● **Short exercise**
Output each entry verbatim and exclude every picture from it.

────────

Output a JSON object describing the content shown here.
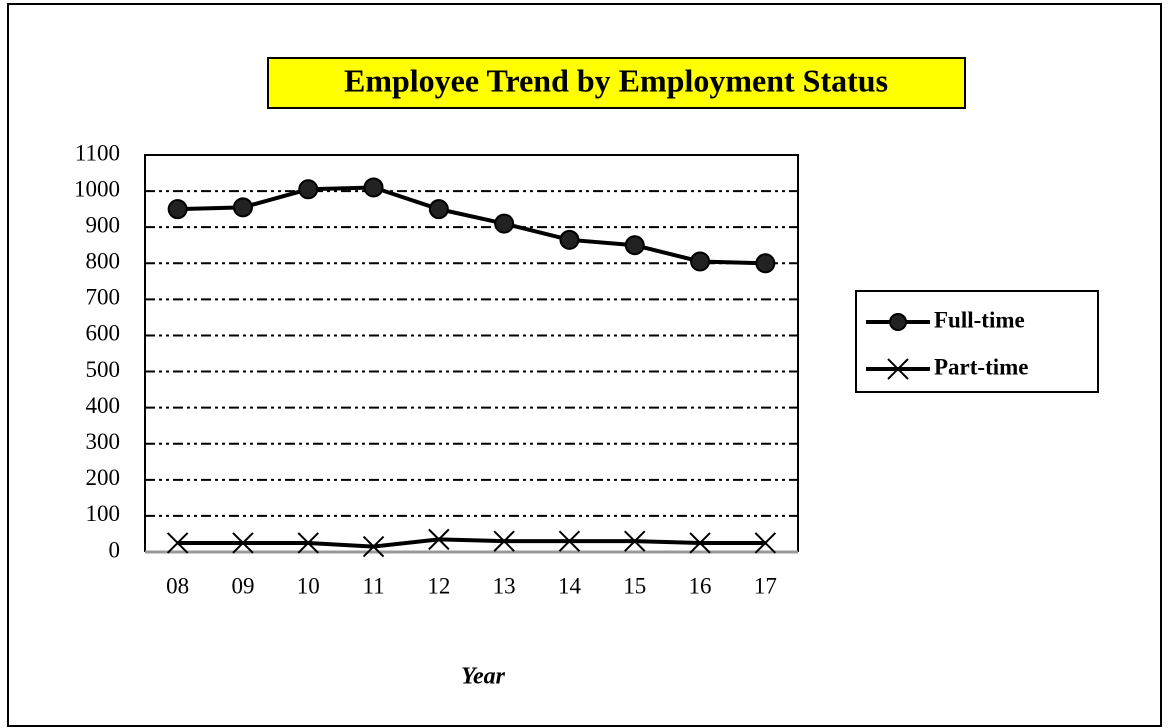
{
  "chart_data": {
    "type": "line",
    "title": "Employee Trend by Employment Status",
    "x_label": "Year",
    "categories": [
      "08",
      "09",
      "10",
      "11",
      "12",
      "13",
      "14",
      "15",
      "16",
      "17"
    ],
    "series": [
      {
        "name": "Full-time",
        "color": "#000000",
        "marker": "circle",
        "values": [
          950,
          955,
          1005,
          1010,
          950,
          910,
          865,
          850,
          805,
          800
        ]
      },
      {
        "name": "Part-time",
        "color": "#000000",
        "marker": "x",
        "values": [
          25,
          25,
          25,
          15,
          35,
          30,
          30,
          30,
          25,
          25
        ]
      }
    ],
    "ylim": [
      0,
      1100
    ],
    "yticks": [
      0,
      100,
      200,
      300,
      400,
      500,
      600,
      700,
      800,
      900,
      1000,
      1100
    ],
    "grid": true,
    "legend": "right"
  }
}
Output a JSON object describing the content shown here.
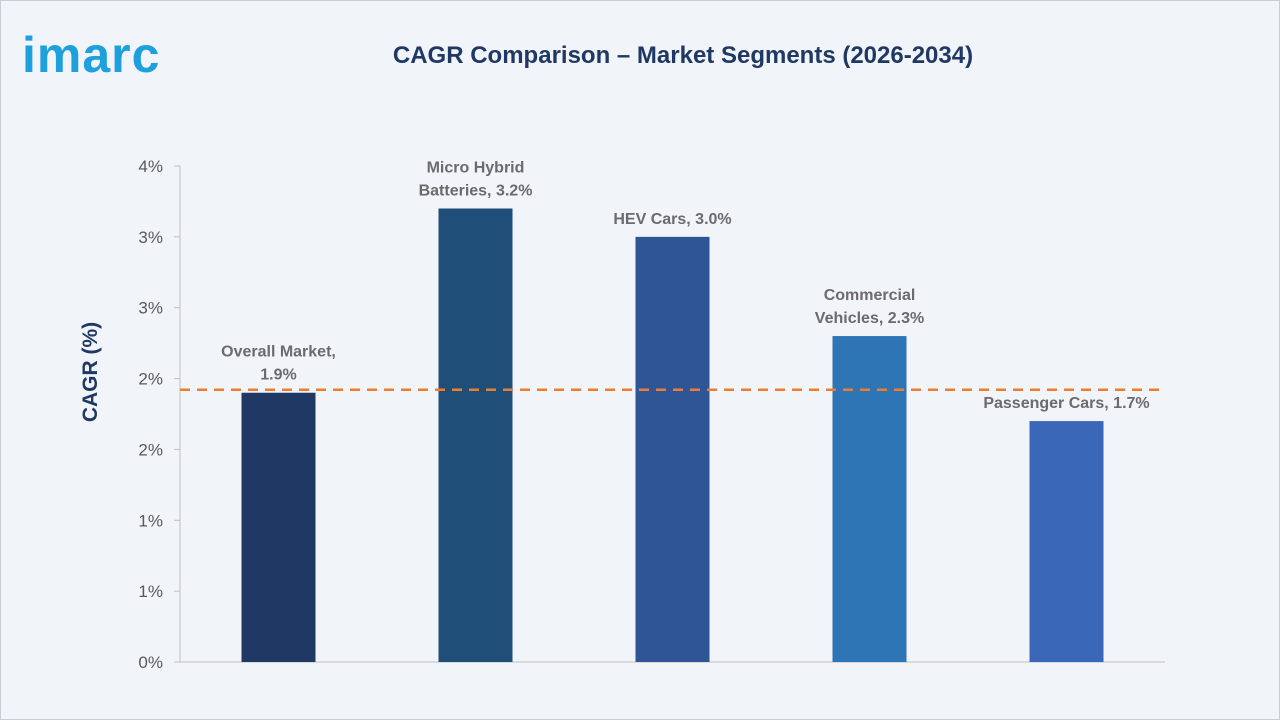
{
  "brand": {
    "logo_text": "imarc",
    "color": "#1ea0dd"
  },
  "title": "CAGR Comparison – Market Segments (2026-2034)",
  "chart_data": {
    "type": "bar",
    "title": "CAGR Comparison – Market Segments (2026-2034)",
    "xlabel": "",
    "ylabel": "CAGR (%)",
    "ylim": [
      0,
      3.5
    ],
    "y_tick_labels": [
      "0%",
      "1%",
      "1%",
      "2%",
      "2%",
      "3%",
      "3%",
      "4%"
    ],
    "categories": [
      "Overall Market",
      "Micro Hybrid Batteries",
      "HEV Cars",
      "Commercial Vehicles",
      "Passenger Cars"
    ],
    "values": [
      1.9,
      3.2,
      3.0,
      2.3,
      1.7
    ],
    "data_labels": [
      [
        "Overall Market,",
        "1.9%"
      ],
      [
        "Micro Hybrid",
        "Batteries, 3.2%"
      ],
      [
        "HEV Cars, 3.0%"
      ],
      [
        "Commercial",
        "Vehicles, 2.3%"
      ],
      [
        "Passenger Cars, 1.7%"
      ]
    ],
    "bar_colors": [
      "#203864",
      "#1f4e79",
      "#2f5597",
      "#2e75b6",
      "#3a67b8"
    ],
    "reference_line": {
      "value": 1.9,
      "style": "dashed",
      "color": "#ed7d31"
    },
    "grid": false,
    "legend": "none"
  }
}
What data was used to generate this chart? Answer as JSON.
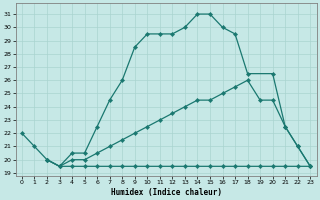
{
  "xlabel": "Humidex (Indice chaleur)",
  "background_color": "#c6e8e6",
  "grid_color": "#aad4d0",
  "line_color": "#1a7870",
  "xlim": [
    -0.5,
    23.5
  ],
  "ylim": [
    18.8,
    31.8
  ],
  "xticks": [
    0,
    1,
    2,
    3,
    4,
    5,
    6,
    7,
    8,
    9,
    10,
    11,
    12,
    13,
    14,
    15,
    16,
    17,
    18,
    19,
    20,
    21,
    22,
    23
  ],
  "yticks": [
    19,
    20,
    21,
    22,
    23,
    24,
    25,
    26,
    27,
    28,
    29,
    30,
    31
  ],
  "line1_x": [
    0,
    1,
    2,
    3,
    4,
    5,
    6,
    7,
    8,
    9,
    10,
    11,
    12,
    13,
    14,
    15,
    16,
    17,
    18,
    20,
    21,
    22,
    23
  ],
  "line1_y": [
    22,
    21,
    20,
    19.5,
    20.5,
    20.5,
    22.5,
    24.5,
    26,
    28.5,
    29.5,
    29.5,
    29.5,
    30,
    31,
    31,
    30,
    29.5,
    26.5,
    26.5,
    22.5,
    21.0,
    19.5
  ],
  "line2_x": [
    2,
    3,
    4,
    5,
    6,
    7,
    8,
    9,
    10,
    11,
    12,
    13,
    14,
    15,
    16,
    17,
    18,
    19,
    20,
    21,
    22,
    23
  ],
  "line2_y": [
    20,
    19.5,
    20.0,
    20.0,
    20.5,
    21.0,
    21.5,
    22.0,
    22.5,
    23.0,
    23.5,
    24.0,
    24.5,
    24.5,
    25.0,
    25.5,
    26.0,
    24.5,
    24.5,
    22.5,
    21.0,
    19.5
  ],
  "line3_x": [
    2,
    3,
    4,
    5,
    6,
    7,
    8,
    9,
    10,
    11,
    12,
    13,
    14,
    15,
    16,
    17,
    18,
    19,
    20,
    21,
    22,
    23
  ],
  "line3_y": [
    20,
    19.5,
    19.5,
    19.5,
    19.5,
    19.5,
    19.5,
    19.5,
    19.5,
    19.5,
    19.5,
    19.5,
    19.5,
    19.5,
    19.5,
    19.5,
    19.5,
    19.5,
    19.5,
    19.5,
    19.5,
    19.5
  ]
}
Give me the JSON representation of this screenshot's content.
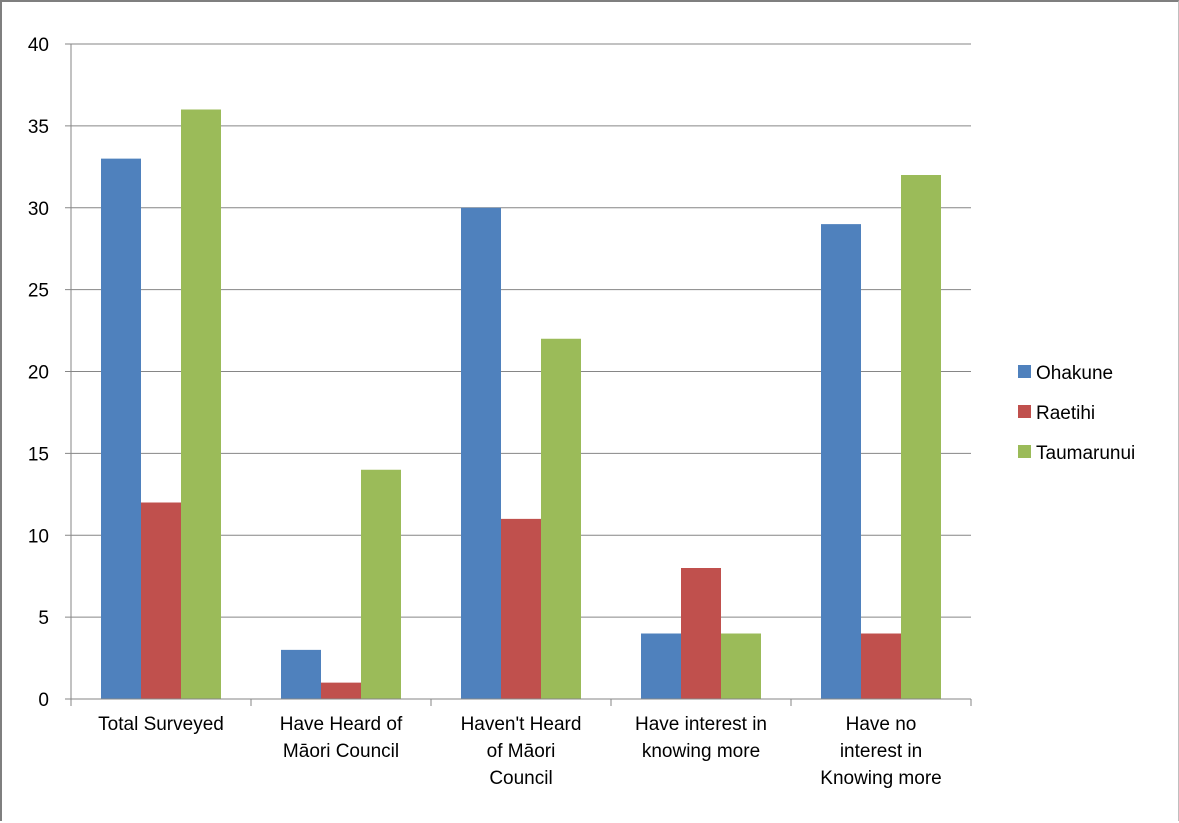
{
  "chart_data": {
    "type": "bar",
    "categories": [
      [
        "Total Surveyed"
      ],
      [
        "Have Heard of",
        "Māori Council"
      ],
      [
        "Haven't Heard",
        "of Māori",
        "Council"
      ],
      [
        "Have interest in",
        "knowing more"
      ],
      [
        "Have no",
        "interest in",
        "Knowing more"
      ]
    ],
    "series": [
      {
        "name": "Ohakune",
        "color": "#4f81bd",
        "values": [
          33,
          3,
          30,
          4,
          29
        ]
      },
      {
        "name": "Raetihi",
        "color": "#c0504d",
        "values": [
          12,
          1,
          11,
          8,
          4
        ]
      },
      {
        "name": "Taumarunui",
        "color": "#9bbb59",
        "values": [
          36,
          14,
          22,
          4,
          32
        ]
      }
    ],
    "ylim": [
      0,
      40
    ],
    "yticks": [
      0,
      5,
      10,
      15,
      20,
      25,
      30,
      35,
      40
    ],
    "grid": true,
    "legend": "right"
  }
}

────────

● **Completed task**
Output a JSON object describing the content shown here.
{
  "chart_data": {
    "type": "line",
    "title": "Employee Trend by Employment Status",
    "x_label": "Year",
    "categories": [
      "08",
      "09",
      "10",
      "11",
      "12",
      "13",
      "14",
      "15",
      "16",
      "17"
    ],
    "series": [
      {
        "name": "Full-time",
        "color": "#000000",
        "marker": "circle",
        "values": [
          950,
          955,
          1005,
          1010,
          950,
          910,
          865,
          850,
          805,
          800
        ]
      },
      {
        "name": "Part-time",
        "color": "#000000",
        "marker": "x",
        "values": [
          25,
          25,
          25,
          15,
          35,
          30,
          30,
          30,
          25,
          25
        ]
      }
    ],
    "ylim": [
      0,
      1100
    ],
    "yticks": [
      0,
      100,
      200,
      300,
      400,
      500,
      600,
      700,
      800,
      900,
      1000,
      1100
    ],
    "grid": true,
    "legend": "right"
  }
}
Output a JSON object describing the content shown here.
{
  "brand": {
    "logo_text": "imarc",
    "color": "#1ea0dd"
  },
  "title": "CAGR Comparison – Market Segments (2026-2034)",
  "chart_data": {
    "type": "bar",
    "title": "CAGR Comparison – Market Segments (2026-2034)",
    "xlabel": "",
    "ylabel": "CAGR (%)",
    "ylim": [
      0,
      3.5
    ],
    "y_tick_labels": [
      "0%",
      "1%",
      "1%",
      "2%",
      "2%",
      "3%",
      "3%",
      "4%"
    ],
    "categories": [
      "Overall Market",
      "Micro Hybrid Batteries",
      "HEV Cars",
      "Commercial Vehicles",
      "Passenger Cars"
    ],
    "values": [
      1.9,
      3.2,
      3.0,
      2.3,
      1.7
    ],
    "data_labels": [
      [
        "Overall Market,",
        "1.9%"
      ],
      [
        "Micro Hybrid",
        "Batteries, 3.2%"
      ],
      [
        "HEV Cars, 3.0%"
      ],
      [
        "Commercial",
        "Vehicles, 2.3%"
      ],
      [
        "Passenger Cars, 1.7%"
      ]
    ],
    "bar_colors": [
      "#203864",
      "#1f4e79",
      "#2f5597",
      "#2e75b6",
      "#3a67b8"
    ],
    "reference_line": {
      "value": 1.9,
      "style": "dashed",
      "color": "#ed7d31"
    },
    "grid": false,
    "legend": "none"
  }
}
What data was used to generate this chart? Answer as JSON.
{
  "xlabel": "Humidex (Indice chaleur)",
  "background_color": "#c6e8e6",
  "grid_color": "#aad4d0",
  "line_color": "#1a7870",
  "xlim": [
    -0.5,
    23.5
  ],
  "ylim": [
    18.8,
    31.8
  ],
  "xticks": [
    0,
    1,
    2,
    3,
    4,
    5,
    6,
    7,
    8,
    9,
    10,
    11,
    12,
    13,
    14,
    15,
    16,
    17,
    18,
    19,
    20,
    21,
    22,
    23
  ],
  "yticks": [
    19,
    20,
    21,
    22,
    23,
    24,
    25,
    26,
    27,
    28,
    29,
    30,
    31
  ],
  "line1_x": [
    0,
    1,
    2,
    3,
    4,
    5,
    6,
    7,
    8,
    9,
    10,
    11,
    12,
    13,
    14,
    15,
    16,
    17,
    18,
    20,
    21,
    22,
    23
  ],
  "line1_y": [
    22,
    21,
    20,
    19.5,
    20.5,
    20.5,
    22.5,
    24.5,
    26,
    28.5,
    29.5,
    29.5,
    29.5,
    30,
    31,
    31,
    30,
    29.5,
    26.5,
    26.5,
    22.5,
    21.0,
    19.5
  ],
  "line2_x": [
    2,
    3,
    4,
    5,
    6,
    7,
    8,
    9,
    10,
    11,
    12,
    13,
    14,
    15,
    16,
    17,
    18,
    19,
    20,
    21,
    22,
    23
  ],
  "line2_y": [
    20,
    19.5,
    20.0,
    20.0,
    20.5,
    21.0,
    21.5,
    22.0,
    22.5,
    23.0,
    23.5,
    24.0,
    24.5,
    24.5,
    25.0,
    25.5,
    26.0,
    24.5,
    24.5,
    22.5,
    21.0,
    19.5
  ],
  "line3_x": [
    2,
    3,
    4,
    5,
    6,
    7,
    8,
    9,
    10,
    11,
    12,
    13,
    14,
    15,
    16,
    17,
    18,
    19,
    20,
    21,
    22,
    23
  ],
  "line3_y": [
    20,
    19.5,
    19.5,
    19.5,
    19.5,
    19.5,
    19.5,
    19.5,
    19.5,
    19.5,
    19.5,
    19.5,
    19.5,
    19.5,
    19.5,
    19.5,
    19.5,
    19.5,
    19.5,
    19.5,
    19.5,
    19.5
  ]
}
Give me the JSON representation of this screenshot's content.
{
  "chart_data": {
    "type": "bar",
    "categories": [
      [
        "Total Surveyed"
      ],
      [
        "Have Heard of",
        "Māori Council"
      ],
      [
        "Haven't Heard",
        "of Māori",
        "Council"
      ],
      [
        "Have interest in",
        "knowing more"
      ],
      [
        "Have no",
        "interest in",
        "Knowing more"
      ]
    ],
    "series": [
      {
        "name": "Ohakune",
        "color": "#4f81bd",
        "values": [
          33,
          3,
          30,
          4,
          29
        ]
      },
      {
        "name": "Raetihi",
        "color": "#c0504d",
        "values": [
          12,
          1,
          11,
          8,
          4
        ]
      },
      {
        "name": "Taumarunui",
        "color": "#9bbb59",
        "values": [
          36,
          14,
          22,
          4,
          32
        ]
      }
    ],
    "ylim": [
      0,
      40
    ],
    "yticks": [
      0,
      5,
      10,
      15,
      20,
      25,
      30,
      35,
      40
    ],
    "grid": true,
    "legend": "right"
  }
}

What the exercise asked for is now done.